_TASK INSTRUCTIONS_. Pull out every row below that contains the string "specialty", and copy each one in full.

_INPUT ROWS_.
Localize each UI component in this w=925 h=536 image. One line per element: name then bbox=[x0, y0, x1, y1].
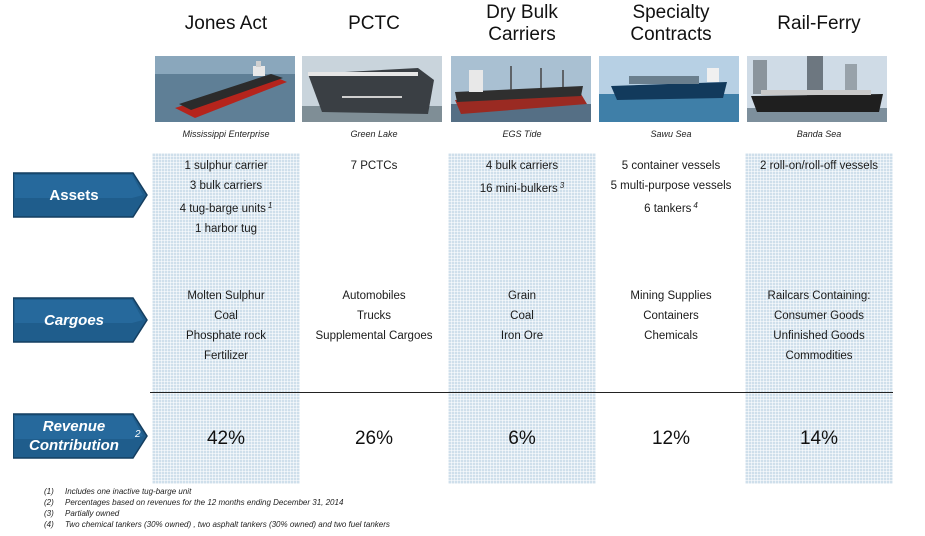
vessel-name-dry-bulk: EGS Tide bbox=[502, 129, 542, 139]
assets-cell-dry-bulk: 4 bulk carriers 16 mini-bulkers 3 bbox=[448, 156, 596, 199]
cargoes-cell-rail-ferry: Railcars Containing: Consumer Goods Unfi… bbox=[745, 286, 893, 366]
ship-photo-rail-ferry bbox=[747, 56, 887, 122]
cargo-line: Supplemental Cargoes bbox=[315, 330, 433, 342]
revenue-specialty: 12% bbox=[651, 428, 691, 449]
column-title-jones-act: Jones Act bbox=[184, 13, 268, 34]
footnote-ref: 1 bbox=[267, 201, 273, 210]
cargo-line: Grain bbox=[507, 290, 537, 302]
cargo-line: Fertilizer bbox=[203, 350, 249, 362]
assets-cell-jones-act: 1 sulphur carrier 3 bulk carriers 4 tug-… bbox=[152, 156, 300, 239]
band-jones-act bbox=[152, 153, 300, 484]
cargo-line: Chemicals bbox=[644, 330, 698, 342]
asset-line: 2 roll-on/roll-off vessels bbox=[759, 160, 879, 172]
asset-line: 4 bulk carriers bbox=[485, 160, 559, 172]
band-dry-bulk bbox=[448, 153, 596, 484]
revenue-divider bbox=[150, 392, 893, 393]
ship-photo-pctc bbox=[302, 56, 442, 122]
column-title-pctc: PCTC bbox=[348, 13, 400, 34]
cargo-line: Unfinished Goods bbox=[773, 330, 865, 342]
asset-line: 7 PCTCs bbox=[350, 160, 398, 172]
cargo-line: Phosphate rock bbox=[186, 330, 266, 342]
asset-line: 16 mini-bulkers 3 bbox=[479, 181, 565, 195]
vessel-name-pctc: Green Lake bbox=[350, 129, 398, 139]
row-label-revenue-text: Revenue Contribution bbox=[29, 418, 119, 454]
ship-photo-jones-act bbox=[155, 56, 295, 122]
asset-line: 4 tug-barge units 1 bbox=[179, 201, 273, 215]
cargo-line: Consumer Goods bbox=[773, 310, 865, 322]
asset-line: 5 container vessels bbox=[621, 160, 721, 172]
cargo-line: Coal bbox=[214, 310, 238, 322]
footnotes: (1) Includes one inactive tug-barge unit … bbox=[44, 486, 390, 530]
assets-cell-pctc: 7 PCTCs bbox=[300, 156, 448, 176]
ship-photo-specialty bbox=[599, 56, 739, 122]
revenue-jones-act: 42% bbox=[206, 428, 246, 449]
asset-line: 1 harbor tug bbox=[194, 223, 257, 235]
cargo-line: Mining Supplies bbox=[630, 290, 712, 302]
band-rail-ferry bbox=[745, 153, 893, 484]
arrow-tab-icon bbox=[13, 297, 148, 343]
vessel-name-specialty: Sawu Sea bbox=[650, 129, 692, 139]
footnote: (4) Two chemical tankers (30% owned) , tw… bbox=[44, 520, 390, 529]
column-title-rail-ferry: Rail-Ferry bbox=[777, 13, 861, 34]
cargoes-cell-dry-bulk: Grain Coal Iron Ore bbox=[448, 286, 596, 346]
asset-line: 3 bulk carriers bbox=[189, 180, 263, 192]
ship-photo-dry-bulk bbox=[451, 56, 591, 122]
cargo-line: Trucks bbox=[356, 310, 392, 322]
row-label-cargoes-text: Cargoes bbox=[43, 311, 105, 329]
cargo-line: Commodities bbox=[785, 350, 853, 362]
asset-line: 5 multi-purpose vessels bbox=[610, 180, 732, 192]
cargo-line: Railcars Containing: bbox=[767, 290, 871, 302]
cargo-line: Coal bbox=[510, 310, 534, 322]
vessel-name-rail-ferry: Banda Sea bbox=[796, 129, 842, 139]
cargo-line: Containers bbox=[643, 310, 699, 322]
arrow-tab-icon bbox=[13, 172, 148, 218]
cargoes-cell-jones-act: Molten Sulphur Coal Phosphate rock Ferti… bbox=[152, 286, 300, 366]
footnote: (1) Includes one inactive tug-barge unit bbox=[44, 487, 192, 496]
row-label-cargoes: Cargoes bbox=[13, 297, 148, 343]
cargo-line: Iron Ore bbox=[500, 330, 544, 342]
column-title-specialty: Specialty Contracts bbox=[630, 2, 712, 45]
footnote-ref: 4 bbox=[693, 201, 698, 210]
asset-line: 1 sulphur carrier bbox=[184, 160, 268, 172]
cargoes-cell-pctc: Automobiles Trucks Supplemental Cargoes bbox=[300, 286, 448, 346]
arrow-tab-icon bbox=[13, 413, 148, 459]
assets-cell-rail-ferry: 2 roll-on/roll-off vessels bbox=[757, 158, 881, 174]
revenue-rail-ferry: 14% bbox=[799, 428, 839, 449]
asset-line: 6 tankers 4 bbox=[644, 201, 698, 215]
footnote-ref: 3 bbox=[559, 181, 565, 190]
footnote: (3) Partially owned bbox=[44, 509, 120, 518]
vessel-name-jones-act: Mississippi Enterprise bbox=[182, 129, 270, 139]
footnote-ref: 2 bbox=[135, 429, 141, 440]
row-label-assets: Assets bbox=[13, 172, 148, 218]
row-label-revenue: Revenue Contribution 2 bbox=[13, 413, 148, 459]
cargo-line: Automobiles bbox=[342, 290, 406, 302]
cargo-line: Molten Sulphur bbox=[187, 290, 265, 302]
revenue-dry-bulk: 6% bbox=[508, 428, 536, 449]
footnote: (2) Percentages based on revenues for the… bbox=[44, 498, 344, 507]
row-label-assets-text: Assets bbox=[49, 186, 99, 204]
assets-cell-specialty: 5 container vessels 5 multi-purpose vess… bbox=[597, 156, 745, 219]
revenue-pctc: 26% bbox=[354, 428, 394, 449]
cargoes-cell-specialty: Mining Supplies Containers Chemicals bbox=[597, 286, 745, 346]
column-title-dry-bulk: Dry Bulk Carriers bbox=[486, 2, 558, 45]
==
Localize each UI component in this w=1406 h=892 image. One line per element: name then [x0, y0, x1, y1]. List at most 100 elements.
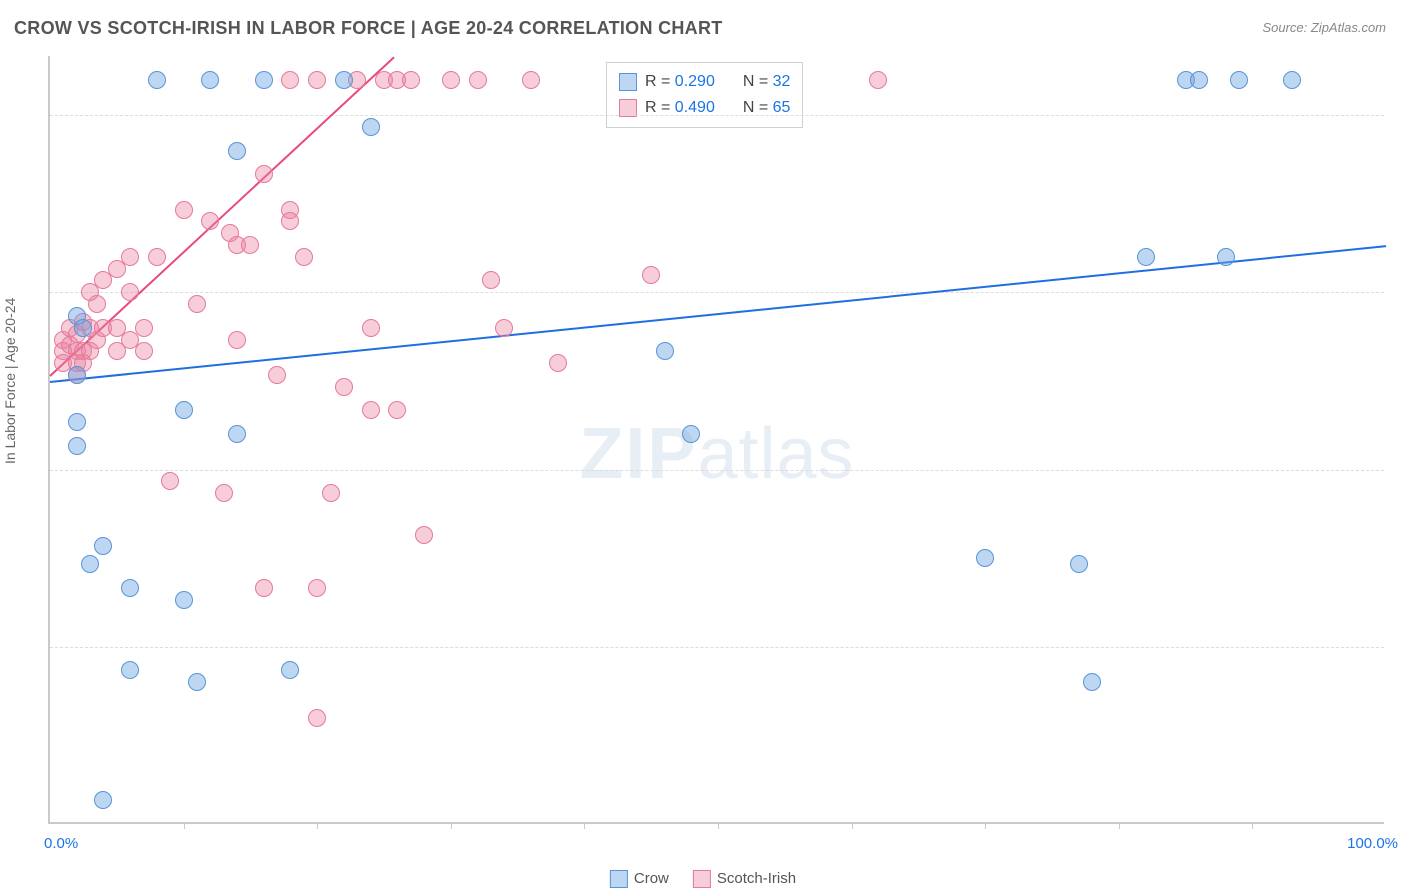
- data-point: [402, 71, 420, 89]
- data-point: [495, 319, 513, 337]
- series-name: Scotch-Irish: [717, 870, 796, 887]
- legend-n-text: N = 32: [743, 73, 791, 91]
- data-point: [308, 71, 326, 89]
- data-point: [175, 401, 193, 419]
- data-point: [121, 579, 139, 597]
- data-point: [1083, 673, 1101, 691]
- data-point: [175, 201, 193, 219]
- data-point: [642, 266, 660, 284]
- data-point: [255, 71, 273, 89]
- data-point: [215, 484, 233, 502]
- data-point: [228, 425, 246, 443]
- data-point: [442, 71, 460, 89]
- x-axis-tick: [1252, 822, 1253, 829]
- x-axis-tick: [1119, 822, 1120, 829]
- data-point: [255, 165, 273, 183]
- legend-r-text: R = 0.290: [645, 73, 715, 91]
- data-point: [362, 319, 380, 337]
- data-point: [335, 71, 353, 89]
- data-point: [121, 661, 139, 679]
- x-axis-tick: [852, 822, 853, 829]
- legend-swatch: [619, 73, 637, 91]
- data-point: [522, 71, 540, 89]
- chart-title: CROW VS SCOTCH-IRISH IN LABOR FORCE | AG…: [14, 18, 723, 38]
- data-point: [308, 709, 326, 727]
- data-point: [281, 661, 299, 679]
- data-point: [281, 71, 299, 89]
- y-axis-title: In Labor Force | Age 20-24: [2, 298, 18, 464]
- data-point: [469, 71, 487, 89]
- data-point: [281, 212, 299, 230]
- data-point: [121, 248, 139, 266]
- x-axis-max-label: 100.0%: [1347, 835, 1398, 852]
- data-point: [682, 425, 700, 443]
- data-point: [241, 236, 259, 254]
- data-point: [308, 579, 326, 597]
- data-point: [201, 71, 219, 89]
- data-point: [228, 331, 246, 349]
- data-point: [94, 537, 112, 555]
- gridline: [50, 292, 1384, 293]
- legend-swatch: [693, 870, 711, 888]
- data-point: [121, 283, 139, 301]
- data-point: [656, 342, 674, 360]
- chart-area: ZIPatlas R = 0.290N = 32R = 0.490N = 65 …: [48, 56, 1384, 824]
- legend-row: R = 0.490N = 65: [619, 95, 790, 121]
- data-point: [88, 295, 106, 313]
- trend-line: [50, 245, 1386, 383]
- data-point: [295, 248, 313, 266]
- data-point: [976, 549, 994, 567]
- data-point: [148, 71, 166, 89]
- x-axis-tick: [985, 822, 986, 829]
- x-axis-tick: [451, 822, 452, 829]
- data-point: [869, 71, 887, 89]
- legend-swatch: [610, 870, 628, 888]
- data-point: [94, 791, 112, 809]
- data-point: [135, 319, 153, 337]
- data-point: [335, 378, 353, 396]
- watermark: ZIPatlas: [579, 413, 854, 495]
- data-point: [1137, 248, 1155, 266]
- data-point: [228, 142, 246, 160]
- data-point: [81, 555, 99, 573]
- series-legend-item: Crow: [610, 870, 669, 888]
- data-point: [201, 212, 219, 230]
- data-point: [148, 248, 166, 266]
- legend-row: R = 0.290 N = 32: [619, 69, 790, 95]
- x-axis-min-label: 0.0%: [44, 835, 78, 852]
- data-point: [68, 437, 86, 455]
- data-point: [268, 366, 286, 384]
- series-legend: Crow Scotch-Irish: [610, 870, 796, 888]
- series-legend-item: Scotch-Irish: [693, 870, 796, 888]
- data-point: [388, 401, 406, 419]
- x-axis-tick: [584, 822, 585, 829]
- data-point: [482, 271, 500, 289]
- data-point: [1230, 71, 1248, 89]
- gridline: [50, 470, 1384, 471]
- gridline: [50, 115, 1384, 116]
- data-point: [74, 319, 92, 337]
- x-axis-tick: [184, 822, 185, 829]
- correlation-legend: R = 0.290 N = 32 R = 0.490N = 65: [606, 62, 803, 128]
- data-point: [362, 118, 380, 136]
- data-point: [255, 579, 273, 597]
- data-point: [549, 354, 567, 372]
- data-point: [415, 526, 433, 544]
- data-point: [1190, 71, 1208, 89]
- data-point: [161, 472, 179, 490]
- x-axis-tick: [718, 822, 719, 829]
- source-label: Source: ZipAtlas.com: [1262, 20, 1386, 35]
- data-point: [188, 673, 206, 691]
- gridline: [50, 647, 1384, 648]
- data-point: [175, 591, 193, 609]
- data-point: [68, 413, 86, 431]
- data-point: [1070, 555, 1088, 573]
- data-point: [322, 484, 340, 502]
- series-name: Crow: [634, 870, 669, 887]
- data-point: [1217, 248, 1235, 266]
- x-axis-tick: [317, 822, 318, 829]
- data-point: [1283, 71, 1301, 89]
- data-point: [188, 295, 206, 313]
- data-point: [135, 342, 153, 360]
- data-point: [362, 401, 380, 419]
==
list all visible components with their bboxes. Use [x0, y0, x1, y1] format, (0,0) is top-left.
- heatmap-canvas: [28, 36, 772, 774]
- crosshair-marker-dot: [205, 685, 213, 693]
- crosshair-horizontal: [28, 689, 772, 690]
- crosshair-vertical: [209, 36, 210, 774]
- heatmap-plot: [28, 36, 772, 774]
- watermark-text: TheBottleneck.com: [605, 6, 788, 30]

_COMPLETE OUTPUT_.
revenue-specialty: 12% bbox=[651, 428, 691, 449]
ship-photo-specialty bbox=[599, 56, 739, 122]
vessel-name-specialty: Sawu Sea bbox=[650, 129, 692, 139]
column-title-specialty: Specialty Contracts bbox=[630, 2, 712, 45]
assets-cell-specialty: 5 container vessels 5 multi-purpose vess… bbox=[597, 156, 745, 219]
cargoes-cell-specialty: Mining Supplies Containers Chemicals bbox=[597, 286, 745, 346]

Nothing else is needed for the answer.